Dataset records

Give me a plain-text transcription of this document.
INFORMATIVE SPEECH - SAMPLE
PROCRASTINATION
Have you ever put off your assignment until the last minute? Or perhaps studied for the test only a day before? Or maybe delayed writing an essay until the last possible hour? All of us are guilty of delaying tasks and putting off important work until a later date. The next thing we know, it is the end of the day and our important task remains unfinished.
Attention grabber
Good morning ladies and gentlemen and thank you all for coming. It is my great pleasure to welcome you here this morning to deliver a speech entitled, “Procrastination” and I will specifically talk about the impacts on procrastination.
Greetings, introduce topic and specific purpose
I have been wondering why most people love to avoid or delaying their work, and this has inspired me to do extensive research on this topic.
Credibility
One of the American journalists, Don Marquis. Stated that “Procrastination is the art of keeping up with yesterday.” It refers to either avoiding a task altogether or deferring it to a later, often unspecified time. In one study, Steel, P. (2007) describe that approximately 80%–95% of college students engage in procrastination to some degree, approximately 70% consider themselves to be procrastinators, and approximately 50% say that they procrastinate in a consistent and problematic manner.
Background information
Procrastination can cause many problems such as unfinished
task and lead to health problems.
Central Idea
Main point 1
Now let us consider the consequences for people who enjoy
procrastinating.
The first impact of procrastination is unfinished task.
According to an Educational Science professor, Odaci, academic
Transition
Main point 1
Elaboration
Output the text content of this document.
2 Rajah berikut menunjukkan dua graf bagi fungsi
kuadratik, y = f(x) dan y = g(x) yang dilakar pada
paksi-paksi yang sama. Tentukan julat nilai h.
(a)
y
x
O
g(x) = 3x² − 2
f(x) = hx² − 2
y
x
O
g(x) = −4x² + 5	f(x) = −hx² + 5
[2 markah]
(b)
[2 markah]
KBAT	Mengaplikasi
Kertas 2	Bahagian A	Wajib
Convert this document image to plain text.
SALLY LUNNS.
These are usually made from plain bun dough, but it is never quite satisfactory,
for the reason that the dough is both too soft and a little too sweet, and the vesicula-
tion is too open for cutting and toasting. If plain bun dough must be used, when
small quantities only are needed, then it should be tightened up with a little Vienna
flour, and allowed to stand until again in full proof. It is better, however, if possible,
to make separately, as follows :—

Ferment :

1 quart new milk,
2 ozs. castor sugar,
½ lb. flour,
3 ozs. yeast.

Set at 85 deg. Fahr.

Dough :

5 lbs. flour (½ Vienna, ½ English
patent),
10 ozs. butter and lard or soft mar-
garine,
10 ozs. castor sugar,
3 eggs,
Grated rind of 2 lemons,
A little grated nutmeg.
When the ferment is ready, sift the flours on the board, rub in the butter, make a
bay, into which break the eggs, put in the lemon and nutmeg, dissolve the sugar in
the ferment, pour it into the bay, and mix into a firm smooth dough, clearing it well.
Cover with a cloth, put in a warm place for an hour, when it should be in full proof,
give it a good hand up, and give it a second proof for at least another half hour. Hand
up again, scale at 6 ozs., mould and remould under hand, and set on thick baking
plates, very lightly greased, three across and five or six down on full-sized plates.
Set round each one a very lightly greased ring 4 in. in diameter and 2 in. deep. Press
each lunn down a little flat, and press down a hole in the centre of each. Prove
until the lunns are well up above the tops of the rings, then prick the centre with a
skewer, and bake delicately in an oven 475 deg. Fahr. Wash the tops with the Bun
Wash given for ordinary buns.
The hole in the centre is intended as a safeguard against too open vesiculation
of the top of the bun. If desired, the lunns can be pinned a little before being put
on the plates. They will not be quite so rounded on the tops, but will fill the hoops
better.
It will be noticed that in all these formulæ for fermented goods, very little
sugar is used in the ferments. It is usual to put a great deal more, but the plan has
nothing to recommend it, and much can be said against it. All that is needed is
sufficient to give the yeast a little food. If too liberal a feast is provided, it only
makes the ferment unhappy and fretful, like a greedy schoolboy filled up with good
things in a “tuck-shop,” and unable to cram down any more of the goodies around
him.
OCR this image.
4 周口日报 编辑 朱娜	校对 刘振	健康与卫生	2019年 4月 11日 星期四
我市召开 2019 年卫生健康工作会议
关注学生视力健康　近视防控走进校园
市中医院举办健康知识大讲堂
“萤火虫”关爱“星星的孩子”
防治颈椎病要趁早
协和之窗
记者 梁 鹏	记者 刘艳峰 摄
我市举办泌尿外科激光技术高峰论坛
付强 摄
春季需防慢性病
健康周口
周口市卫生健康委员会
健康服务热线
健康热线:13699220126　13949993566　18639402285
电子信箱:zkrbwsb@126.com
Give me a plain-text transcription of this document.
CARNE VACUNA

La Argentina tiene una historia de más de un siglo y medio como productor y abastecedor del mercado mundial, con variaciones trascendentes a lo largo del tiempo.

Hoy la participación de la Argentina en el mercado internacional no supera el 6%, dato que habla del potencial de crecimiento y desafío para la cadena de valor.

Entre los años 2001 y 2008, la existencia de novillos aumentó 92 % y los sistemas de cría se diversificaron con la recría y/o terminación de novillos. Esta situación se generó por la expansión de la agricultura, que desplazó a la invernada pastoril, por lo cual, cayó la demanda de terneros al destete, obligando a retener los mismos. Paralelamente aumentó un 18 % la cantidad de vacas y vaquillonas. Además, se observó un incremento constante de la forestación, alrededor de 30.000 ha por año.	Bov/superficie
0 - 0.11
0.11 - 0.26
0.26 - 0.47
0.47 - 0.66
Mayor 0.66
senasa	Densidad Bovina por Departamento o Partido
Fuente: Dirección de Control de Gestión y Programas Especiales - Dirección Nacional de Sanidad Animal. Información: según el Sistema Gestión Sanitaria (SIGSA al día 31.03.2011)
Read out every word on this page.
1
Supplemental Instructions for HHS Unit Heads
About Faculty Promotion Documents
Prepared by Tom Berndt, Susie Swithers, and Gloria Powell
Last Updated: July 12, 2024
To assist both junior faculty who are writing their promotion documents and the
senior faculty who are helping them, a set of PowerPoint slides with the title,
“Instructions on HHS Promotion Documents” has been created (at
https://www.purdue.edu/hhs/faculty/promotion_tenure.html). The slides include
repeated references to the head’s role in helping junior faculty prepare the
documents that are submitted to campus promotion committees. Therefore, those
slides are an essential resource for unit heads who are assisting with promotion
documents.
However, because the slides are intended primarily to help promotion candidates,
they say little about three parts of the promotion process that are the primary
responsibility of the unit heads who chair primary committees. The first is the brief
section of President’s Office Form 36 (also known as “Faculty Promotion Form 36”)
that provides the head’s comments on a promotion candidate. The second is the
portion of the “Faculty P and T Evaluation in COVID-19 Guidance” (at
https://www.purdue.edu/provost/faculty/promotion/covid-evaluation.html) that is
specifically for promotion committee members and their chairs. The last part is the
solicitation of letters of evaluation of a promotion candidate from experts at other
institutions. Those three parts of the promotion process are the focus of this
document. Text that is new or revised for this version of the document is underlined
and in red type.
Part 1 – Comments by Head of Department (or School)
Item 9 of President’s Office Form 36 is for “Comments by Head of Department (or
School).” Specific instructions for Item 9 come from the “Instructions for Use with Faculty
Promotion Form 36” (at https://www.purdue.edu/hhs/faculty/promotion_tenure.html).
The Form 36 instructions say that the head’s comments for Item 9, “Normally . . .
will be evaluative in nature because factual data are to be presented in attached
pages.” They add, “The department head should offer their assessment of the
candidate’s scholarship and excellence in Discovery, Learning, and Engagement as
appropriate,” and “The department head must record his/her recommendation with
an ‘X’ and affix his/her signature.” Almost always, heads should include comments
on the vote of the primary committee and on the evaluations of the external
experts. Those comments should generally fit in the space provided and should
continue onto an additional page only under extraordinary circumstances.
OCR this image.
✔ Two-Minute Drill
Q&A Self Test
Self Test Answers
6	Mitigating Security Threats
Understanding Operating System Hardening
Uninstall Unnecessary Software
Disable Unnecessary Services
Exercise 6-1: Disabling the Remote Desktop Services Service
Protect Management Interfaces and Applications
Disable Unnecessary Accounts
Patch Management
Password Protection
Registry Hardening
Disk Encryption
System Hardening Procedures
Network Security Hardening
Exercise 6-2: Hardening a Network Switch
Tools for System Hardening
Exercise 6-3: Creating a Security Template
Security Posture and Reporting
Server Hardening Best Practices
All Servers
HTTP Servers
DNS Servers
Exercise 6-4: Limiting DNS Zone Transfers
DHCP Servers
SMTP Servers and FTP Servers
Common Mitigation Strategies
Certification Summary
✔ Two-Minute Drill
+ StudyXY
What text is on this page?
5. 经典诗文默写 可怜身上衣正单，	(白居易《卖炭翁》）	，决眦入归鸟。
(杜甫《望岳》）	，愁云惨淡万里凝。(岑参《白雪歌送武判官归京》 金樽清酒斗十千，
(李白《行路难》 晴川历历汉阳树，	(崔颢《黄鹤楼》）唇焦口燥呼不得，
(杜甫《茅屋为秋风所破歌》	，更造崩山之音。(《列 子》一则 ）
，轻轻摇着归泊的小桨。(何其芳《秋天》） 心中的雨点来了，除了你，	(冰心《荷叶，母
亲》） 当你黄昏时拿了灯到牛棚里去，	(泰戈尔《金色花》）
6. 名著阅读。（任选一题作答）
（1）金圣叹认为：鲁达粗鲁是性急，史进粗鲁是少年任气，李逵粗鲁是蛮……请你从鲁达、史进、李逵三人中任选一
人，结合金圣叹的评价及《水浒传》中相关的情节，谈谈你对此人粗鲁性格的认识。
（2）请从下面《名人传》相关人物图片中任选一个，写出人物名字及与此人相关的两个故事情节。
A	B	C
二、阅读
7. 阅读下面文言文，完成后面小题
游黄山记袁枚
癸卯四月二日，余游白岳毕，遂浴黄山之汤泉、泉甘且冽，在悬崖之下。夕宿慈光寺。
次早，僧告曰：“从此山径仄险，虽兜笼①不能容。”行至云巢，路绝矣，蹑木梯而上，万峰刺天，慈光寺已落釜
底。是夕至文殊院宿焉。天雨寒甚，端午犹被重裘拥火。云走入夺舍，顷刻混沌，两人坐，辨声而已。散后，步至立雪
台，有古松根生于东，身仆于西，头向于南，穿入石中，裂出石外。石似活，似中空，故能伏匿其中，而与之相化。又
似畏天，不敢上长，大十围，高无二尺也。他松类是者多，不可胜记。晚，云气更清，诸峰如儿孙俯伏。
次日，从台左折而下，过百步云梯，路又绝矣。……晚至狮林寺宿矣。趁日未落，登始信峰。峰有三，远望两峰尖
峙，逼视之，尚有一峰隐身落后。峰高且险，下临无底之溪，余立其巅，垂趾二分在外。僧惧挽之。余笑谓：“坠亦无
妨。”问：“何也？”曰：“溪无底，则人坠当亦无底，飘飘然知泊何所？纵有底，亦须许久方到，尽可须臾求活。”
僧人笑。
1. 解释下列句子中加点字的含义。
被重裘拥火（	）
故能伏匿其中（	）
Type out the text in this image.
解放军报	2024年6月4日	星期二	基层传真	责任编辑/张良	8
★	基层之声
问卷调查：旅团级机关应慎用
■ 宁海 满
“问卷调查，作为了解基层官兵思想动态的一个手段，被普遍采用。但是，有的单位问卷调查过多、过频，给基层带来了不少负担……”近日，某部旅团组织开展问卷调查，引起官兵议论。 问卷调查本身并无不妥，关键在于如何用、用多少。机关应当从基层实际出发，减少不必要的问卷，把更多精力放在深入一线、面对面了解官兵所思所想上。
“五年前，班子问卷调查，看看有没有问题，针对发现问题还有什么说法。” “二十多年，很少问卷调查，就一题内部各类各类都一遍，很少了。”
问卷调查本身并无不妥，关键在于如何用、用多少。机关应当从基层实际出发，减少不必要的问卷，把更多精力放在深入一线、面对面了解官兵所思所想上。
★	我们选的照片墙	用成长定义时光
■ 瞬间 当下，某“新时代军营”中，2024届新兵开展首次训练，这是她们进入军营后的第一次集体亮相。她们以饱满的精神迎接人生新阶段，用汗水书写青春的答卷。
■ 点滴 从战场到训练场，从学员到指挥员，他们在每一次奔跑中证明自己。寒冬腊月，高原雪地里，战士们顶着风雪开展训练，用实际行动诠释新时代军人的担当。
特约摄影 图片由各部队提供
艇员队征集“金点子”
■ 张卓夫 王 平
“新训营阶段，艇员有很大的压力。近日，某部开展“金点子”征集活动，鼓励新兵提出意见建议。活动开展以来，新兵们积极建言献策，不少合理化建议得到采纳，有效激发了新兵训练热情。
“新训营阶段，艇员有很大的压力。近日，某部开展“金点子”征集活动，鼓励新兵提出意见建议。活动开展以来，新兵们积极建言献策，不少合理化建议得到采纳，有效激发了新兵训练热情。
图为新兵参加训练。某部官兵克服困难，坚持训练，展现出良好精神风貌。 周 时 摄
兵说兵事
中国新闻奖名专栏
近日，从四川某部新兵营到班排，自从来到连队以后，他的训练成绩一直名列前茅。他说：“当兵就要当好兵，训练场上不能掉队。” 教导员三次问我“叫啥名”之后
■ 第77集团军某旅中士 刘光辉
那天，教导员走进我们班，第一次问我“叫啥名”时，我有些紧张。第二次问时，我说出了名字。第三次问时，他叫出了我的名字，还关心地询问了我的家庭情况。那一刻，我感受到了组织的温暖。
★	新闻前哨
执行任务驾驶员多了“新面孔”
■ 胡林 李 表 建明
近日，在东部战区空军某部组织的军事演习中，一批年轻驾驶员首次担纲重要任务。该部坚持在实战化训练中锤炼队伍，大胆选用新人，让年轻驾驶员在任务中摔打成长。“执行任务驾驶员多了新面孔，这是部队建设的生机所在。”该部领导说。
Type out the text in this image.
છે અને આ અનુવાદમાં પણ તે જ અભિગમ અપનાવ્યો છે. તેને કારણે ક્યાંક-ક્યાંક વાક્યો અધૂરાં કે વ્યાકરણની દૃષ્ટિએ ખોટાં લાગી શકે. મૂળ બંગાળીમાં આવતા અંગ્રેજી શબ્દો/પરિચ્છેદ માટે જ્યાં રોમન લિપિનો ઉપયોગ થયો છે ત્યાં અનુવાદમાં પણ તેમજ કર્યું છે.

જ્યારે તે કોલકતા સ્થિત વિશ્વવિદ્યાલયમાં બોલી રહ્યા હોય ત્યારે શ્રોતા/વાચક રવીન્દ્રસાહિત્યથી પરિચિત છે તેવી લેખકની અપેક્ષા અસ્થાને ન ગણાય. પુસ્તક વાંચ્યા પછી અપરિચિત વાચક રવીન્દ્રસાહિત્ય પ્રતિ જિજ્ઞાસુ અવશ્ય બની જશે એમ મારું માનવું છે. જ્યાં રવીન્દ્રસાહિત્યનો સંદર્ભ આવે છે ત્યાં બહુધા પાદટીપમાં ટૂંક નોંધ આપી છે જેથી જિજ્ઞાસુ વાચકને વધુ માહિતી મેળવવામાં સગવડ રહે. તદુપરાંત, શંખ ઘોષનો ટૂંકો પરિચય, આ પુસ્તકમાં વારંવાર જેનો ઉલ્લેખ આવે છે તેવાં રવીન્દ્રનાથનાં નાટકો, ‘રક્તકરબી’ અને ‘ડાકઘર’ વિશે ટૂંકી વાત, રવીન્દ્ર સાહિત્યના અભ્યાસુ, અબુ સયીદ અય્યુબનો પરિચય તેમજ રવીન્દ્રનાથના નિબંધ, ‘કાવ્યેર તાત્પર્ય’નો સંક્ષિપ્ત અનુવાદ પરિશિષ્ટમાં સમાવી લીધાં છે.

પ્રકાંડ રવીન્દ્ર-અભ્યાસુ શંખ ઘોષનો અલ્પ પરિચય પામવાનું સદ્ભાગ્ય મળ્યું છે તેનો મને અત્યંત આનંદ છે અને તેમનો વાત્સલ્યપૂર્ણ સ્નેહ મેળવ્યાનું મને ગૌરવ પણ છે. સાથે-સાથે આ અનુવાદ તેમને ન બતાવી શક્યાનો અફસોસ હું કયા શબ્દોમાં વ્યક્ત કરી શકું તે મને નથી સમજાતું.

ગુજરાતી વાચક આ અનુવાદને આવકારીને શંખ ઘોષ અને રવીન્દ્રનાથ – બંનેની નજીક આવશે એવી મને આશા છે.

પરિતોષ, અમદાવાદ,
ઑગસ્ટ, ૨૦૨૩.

TASK REQUIREMENTS:
Gather every line containing the word "Network" and copy it.

SOLUTION TO THIS EXERCISE:
Network Security Hardening
Exercise 6-2: Hardening a Network Switch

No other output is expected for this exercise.